### Stored records

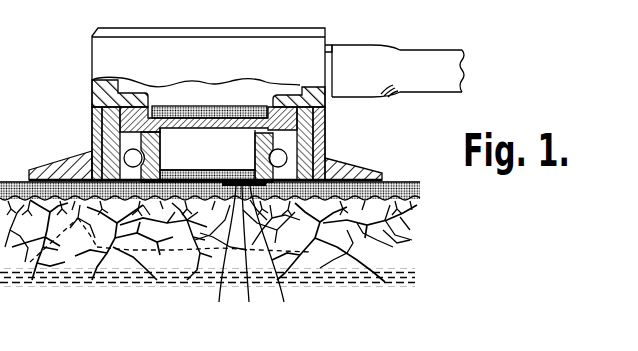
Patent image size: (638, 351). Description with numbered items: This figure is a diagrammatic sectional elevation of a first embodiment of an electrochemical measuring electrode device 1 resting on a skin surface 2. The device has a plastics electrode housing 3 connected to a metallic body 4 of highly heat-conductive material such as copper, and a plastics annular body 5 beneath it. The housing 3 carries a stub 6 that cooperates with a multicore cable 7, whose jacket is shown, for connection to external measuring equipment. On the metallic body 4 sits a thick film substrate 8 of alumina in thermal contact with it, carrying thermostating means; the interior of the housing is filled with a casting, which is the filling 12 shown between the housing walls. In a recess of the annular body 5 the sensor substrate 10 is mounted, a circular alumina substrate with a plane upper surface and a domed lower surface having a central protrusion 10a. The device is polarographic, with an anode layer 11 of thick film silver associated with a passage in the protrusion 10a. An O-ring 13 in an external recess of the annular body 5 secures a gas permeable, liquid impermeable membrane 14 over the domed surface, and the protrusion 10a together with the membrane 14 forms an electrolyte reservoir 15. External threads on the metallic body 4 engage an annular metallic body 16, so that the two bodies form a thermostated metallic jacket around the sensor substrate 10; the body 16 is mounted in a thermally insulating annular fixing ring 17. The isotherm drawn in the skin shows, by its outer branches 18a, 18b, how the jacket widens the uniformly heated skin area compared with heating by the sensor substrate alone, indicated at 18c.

The measuring electrode device 1 is at (88, 39).
The skin surface 2 is at (382, 287).
The electrode housing 3 is at (92, 88).
The metallic body 4 is at (325, 122).
The annular body 5 is at (325, 145).
The stub 6 is at (329, 48).
The multicore cable 7 is at (373, 45).
The thick film substrate 8 is at (192, 105).
The sensor substrate 10 is at (182, 169).
The central protrusion 10a is at (213, 170).
The anode layer 11 is at (255, 259).
The filling 12 is at (228, 106).
The O-ring 13 is at (101, 142).
The membrane 14 is at (276, 259).
The electrolyte reservoir 15 is at (237, 256).
The annular metallic body 16 is at (92, 123).
The annular fixing ring 17 is at (382, 172).
The isotherm curve outer branch 18a is at (97, 247).
The isotherm curve outer branch 18b is at (310, 252).
The isotherm curve central portion 18c is at (172, 250).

### The task
Please rewrite the rows above, from the first one through the line with "The skin surface 2 is at (382, 287).", changing "diagrammatic sectional elevation" to "schematic sectional view" and keeping everything else the same. Omit the pictures from your answer.

### Full solution
Patent image size: (638, 351). Description with numbered items: This figure is a schematic sectional view of a first embodiment of an electrochemical measuring electrode device 1 resting on a skin surface 2. The device has a plastics electrode housing 3 connected to a metallic body 4 of highly heat-conductive material such as copper, and a plastics annular body 5 beneath it. The housing 3 carries a stub 6 that cooperates with a multicore cable 7, whose jacket is shown, for connection to external measuring equipment. On the metallic body 4 sits a thick film substrate 8 of alumina in thermal contact with it, carrying thermostating means; the interior of the housing is filled with a casting, which is the filling 12 shown between the housing walls. In a recess of the annular body 5 the sensor substrate 10 is mounted, a circular alumina substrate with a plane upper surface and a domed lower surface having a central protrusion 10a. The device is polarographic, with an anode layer 11 of thick film silver associated with a passage in the protrusion 10a. An O-ring 13 in an external recess of the annular body 5 secures a gas permeable, liquid impermeable membrane 14 over the domed surface, and the protrusion 10a together with the membrane 14 forms an electrolyte reservoir 15. External threads on the metallic body 4 engage an annular metallic body 16, so that the two bodies form a thermostated metallic jacket around the sensor substrate 10; the body 16 is mounted in a thermally insulating annular fixing ring 17. The isotherm drawn in the skin shows, by its outer branches 18a, 18b, how the jacket widens the uniformly heated skin area compared with heating by the sensor substrate alone, indicated at 18c.

The measuring electrode device 1 is at (88, 39).
The skin surface 2 is at (382, 287).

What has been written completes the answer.